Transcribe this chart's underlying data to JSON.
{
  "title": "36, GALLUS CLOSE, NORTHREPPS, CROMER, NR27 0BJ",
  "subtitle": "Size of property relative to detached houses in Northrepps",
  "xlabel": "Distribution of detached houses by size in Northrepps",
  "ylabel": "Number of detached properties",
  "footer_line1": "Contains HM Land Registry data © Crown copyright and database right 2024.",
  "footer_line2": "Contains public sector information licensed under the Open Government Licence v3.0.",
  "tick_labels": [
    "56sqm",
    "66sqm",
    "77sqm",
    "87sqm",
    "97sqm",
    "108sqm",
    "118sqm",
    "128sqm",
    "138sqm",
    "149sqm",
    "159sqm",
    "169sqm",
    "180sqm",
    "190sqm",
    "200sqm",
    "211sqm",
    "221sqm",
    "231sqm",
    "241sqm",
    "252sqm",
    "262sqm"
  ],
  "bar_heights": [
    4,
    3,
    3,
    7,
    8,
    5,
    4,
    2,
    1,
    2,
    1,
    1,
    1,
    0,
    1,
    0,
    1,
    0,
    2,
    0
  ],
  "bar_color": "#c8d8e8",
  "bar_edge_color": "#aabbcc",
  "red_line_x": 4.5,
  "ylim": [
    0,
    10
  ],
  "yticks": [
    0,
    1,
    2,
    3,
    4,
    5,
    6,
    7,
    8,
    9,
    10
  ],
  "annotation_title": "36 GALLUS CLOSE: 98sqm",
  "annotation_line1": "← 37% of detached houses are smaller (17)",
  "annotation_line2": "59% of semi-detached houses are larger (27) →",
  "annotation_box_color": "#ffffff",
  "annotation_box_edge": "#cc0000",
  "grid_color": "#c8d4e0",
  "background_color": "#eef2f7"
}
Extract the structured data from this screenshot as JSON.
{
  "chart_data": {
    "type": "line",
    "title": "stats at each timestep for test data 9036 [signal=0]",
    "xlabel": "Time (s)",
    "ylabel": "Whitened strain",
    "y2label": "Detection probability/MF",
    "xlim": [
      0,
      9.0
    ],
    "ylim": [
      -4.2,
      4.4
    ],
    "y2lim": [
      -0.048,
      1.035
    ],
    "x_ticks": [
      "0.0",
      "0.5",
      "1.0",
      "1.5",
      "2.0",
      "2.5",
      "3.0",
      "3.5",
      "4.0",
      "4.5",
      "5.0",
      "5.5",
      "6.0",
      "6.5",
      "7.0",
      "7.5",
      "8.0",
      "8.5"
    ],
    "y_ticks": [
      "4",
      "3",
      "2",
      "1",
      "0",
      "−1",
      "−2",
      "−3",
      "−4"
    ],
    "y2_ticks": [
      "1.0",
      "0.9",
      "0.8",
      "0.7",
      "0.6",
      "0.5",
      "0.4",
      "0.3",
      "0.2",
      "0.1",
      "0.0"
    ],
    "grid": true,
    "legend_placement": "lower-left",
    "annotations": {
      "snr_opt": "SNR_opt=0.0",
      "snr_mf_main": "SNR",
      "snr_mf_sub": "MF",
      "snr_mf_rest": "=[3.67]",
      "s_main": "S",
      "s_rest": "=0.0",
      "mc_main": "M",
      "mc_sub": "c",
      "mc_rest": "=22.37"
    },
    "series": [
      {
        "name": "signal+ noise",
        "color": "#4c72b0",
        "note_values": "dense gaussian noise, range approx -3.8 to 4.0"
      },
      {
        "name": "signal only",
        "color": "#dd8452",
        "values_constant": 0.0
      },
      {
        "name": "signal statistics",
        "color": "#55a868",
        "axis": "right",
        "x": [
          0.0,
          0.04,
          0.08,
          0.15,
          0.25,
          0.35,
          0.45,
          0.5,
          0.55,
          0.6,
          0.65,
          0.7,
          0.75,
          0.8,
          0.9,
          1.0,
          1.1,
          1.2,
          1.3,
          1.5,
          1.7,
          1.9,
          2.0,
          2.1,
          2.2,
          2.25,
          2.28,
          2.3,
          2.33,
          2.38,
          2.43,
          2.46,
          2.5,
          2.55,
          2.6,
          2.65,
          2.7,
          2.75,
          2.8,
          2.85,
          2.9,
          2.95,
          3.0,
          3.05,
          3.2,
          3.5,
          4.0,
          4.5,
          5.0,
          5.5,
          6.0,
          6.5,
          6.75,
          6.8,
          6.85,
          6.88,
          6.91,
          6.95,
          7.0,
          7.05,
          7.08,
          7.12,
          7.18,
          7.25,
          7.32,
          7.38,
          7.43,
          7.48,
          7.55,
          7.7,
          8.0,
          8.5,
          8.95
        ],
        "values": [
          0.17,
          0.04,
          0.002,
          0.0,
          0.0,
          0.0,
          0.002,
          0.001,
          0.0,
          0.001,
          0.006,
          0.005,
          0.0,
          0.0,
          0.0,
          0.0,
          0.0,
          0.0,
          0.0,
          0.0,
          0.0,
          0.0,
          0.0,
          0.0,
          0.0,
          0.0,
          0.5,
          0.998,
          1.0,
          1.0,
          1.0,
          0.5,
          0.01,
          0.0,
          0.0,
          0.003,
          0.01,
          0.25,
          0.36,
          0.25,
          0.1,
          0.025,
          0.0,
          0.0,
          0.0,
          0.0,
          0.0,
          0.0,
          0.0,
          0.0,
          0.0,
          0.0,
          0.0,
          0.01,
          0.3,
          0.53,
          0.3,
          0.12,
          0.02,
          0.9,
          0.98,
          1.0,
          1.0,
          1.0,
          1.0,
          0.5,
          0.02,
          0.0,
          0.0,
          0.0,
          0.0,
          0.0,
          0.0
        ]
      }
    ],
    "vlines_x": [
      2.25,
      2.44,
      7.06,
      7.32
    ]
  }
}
==================================================
Goal – Exactly as they are written, print the entries again.

Final result –
Transcribe this chart's underlying data to JSON.
{
  "title": "36, GALLUS CLOSE, NORTHREPPS, CROMER, NR27 0BJ",
  "subtitle": "Size of property relative to detached houses in Northrepps",
  "xlabel": "Distribution of detached houses by size in Northrepps",
  "ylabel": "Number of detached properties",
  "footer_line1": "Contains HM Land Registry data © Crown copyright and database right 2024.",
  "footer_line2": "Contains public sector information licensed under the Open Government Licence v3.0.",
  "tick_labels": [
    "56sqm",
    "66sqm",
    "77sqm",
    "87sqm",
    "97sqm",
    "108sqm",
    "118sqm",
    "128sqm",
    "138sqm",
    "149sqm",
    "159sqm",
    "169sqm",
    "180sqm",
    "190sqm",
    "200sqm",
    "211sqm",
    "221sqm",
    "231sqm",
    "241sqm",
    "252sqm",
    "262sqm"
  ],
  "bar_heights": [
    4,
    3,
    3,
    7,
    8,
    5,
    4,
    2,
    1,
    2,
    1,
    1,
    1,
    0,
    1,
    0,
    1,
    0,
    2,
    0
  ],
  "bar_color": "#c8d8e8",
  "bar_edge_color": "#aabbcc",
  "red_line_x": 4.5,
  "ylim": [
    0,
    10
  ],
  "yticks": [
    0,
    1,
    2,
    3,
    4,
    5,
    6,
    7,
    8,
    9,
    10
  ],
  "annotation_title": "36 GALLUS CLOSE: 98sqm",
  "annotation_line1": "← 37% of detached houses are smaller (17)",
  "annotation_line2": "59% of semi-detached houses are larger (27) →",
  "annotation_box_color": "#ffffff",
  "annotation_box_edge": "#cc0000",
  "grid_color": "#c8d4e0",
  "background_color": "#eef2f7"
}
Extract the structured data from this screenshot as JSON.
{
  "chart_data": {
    "type": "line",
    "title": "stats at each timestep for test data 9036 [signal=0]",
    "xlabel": "Time (s)",
    "ylabel": "Whitened strain",
    "y2label": "Detection probability/MF",
    "xlim": [
      0,
      9.0
    ],
    "ylim": [
      -4.2,
      4.4
    ],
    "y2lim": [
      -0.048,
      1.035
    ],
    "x_ticks": [
      "0.0",
      "0.5",
      "1.0",
      "1.5",
      "2.0",
      "2.5",
      "3.0",
      "3.5",
      "4.0",
      "4.5",
      "5.0",
      "5.5",
      "6.0",
      "6.5",
      "7.0",
      "7.5",
      "8.0",
      "8.5"
    ],
    "y_ticks": [
      "4",
      "3",
      "2",
      "1",
      "0",
      "−1",
      "−2",
      "−3",
      "−4"
    ],
    "y2_ticks": [
      "1.0",
      "0.9",
      "0.8",
      "0.7",
      "0.6",
      "0.5",
      "0.4",
      "0.3",
      "0.2",
      "0.1",
      "0.0"
    ],
    "grid": true,
    "legend_placement": "lower-left",
    "annotations": {
      "snr_opt": "SNR_opt=0.0",
      "snr_mf_main": "SNR",
      "snr_mf_sub": "MF",
      "snr_mf_rest": "=[3.67]",
      "s_main": "S",
      "s_rest": "=0.0",
      "mc_main": "M",
      "mc_sub": "c",
      "mc_rest": "=22.37"
    },
    "series": [
      {
        "name": "signal+ noise",
        "color": "#4c72b0",
        "note_values": "dense gaussian noise, range approx -3.8 to 4.0"
      },
      {
        "name": "signal only",
        "color": "#dd8452",
        "values_constant": 0.0
      },
      {
        "name": "signal statistics",
        "color": "#55a868",
        "axis": "right",
        "x": [
          0.0,
          0.04,
          0.08,
          0.15,
          0.25,
          0.35,
          0.45,
          0.5,
          0.55,
          0.6,
          0.65,
          0.7,
          0.75,
          0.8,
          0.9,
          1.0,
          1.1,
          1.2,
          1.3,
          1.5,
          1.7,
          1.9,
          2.0,
          2.1,
          2.2,
          2.25,
          2.28,
          2.3,
          2.33,
          2.38,
          2.43,
          2.46,
          2.5,
          2.55,
          2.6,
          2.65,
          2.7,
          2.75,
          2.8,
          2.85,
          2.9,
          2.95,
          3.0,
          3.05,
          3.2,
          3.5,
          4.0,
          4.5,
          5.0,
          5.5,
          6.0,
          6.5,
          6.75,
          6.8,
          6.85,
          6.88,
          6.91,
          6.95,
          7.0,
          7.05,
          7.08,
          7.12,
          7.18,
          7.25,
          7.32,
          7.38,
          7.43,
          7.48,
          7.55,
          7.7,
          8.0,
          8.5,
          8.95
        ],
        "values": [
          0.17,
          0.04,
          0.002,
          0.0,
          0.0,
          0.0,
          0.002,
          0.001,
          0.0,
          0.001,
          0.006,
          0.005,
          0.0,
          0.0,
          0.0,
          0.0,
          0.0,
          0.0,
          0.0,
          0.0,
          0.0,
          0.0,
          0.0,
          0.0,
          0.0,
          0.0,
          0.5,
          0.998,
          1.0,
          1.0,
          1.0,
          0.5,
          0.01,
          0.0,
          0.0,
          0.003,
          0.01,
          0.25,
          0.36,
          0.25,
          0.1,
          0.025,
          0.0,
          0.0,
          0.0,
          0.0,
          0.0,
          0.0,
          0.0,
          0.0,
          0.0,
          0.0,
          0.0,
          0.01,
          0.3,
          0.53,
          0.3,
          0.12,
          0.02,
          0.9,
          0.98,
          1.0,
          1.0,
          1.0,
          1.0,
          0.5,
          0.02,
          0.0,
          0.0,
          0.0,
          0.0,
          0.0,
          0.0
        ]
      }
    ],
    "vlines_x": [
      2.25,
      2.44,
      7.06,
      7.32
    ]
  }
}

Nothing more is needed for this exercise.